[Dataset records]
Start

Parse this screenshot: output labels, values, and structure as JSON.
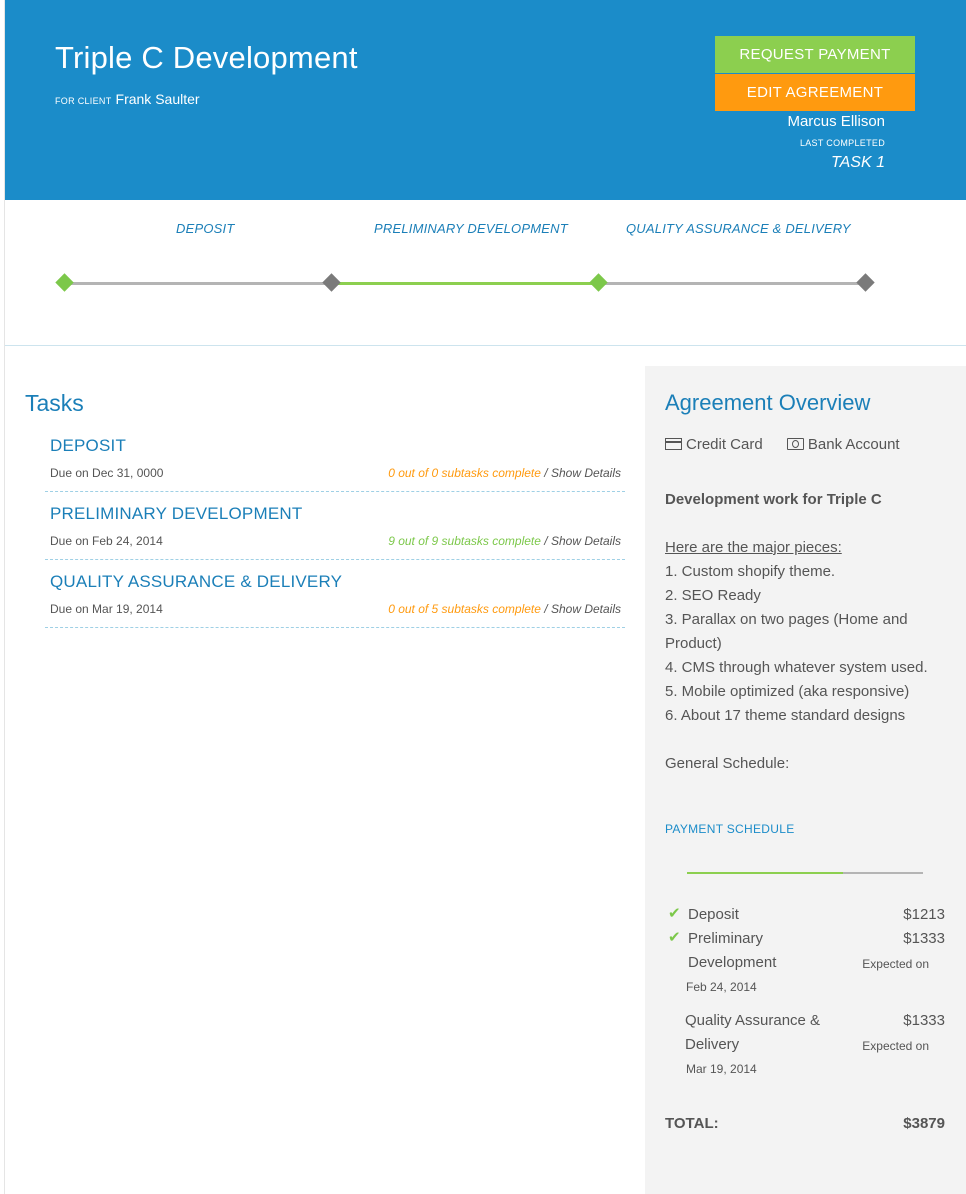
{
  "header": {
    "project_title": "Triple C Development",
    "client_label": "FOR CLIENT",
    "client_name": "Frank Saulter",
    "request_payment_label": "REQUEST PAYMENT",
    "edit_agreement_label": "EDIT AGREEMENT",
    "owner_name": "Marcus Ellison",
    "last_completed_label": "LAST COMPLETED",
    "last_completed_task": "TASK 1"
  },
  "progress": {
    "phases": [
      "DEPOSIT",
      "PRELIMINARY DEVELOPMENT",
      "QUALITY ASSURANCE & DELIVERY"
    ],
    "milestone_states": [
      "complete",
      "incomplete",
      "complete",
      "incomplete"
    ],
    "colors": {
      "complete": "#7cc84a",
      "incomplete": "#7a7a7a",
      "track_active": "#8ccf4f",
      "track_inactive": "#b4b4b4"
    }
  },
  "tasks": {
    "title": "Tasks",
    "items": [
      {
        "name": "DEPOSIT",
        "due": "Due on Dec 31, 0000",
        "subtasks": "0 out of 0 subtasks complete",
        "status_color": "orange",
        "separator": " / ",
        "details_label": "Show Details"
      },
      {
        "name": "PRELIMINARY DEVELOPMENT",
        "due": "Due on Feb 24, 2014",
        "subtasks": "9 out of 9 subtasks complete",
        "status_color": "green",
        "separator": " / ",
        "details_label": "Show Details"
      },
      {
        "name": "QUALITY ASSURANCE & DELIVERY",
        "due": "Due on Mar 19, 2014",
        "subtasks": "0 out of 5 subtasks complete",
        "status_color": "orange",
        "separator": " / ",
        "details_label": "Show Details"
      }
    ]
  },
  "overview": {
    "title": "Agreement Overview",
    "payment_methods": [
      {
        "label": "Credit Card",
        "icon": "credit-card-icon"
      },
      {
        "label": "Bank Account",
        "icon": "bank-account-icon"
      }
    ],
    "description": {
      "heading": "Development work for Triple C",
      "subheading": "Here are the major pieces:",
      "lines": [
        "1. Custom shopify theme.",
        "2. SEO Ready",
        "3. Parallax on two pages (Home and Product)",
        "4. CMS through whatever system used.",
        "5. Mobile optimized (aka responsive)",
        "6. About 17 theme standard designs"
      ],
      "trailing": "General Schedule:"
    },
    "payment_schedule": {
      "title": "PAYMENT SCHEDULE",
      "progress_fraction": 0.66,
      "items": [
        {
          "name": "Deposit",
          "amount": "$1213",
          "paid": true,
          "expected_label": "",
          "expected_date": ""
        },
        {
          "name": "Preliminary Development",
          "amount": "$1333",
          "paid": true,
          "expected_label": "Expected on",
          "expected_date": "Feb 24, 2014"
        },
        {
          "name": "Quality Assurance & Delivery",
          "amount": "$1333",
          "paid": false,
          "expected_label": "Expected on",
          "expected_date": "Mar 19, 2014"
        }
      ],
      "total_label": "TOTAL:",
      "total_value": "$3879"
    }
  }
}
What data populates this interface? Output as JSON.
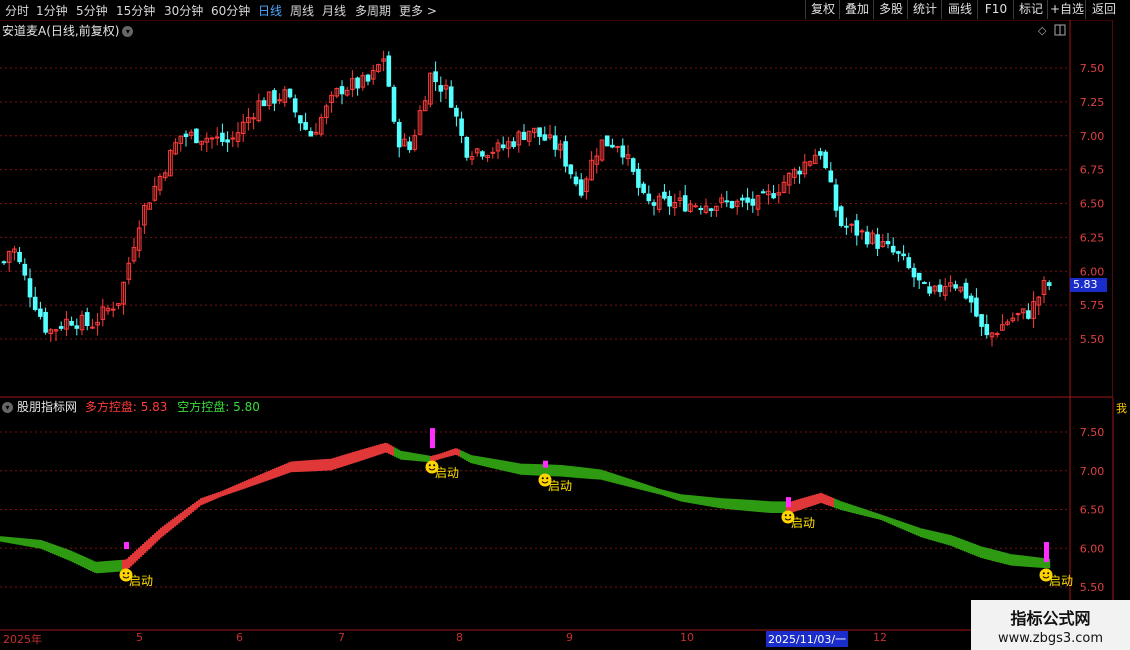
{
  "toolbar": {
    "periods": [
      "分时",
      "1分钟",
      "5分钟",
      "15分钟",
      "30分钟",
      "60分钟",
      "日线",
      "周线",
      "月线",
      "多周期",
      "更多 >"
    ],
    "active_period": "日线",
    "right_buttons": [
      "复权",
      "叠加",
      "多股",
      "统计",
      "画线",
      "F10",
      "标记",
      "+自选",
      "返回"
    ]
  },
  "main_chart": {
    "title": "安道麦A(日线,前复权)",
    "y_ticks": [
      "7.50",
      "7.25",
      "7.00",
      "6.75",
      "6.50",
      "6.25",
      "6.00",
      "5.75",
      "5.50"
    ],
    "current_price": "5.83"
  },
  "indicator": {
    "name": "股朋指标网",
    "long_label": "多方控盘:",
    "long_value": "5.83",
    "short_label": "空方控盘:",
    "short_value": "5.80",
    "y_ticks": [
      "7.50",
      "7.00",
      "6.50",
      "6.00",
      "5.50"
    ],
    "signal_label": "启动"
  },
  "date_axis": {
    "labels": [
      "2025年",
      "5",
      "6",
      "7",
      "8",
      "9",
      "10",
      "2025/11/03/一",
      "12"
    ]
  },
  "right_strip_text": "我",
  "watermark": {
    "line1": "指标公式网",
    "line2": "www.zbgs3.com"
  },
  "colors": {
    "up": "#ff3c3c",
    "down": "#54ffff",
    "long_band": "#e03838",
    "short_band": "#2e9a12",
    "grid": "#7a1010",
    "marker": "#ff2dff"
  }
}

End
Start

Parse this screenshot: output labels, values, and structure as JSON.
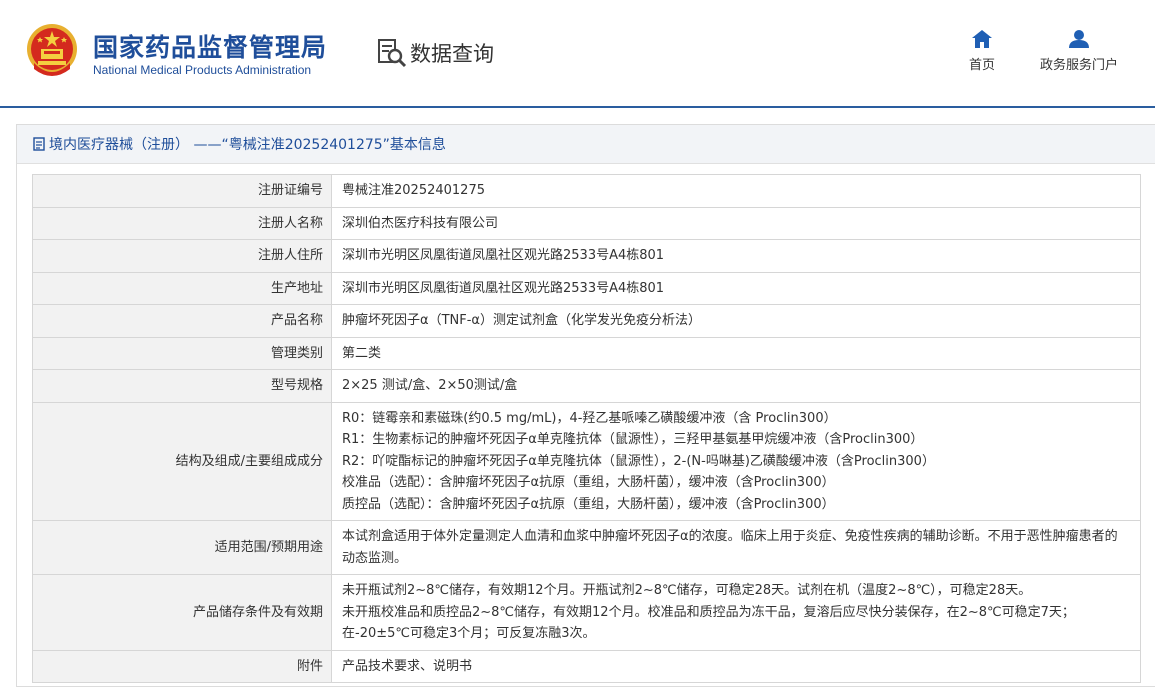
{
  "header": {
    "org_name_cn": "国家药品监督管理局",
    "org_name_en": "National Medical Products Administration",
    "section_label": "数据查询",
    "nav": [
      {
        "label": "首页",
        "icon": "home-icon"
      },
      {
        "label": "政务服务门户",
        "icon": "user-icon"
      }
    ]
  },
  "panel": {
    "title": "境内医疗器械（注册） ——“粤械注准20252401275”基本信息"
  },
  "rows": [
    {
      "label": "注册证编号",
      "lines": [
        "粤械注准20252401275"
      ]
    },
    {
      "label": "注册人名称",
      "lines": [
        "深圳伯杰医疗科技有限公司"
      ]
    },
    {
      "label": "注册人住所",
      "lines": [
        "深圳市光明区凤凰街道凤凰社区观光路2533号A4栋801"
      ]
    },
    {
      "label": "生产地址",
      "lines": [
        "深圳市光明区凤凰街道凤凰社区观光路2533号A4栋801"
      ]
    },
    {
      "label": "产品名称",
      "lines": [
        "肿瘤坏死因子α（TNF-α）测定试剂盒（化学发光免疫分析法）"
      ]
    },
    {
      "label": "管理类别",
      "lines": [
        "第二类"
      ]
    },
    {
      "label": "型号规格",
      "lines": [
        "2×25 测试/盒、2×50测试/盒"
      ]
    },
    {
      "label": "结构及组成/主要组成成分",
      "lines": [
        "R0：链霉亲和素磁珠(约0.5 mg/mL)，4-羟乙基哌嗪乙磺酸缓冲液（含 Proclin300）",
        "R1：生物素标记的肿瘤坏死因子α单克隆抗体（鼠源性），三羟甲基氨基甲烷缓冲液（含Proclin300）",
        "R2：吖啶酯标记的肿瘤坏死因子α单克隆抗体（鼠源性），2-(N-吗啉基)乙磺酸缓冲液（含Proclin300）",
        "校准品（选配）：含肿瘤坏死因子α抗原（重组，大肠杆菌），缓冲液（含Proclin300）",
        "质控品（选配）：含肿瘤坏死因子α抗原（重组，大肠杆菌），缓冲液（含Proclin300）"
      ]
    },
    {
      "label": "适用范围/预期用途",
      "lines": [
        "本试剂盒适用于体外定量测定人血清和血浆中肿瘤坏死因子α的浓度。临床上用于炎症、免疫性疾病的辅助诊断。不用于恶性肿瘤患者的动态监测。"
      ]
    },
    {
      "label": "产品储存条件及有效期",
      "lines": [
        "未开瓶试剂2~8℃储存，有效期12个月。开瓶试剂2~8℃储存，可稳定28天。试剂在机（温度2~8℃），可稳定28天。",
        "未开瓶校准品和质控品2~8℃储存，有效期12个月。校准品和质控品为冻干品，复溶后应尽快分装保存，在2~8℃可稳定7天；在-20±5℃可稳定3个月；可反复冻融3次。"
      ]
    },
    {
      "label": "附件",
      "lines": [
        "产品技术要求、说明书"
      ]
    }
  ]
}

End

### Task description
Pick out and copy every line that contains the word "含肿瘤坏死因子α抗原".

### Answer for the task
        "校准品（选配）：含肿瘤坏死因子α抗原（重组，大肠杆菌），缓冲液（含Proclin300）",
        "质控品（选配）：含肿瘤坏死因子α抗原（重组，大肠杆菌），缓冲液（含Proclin300）"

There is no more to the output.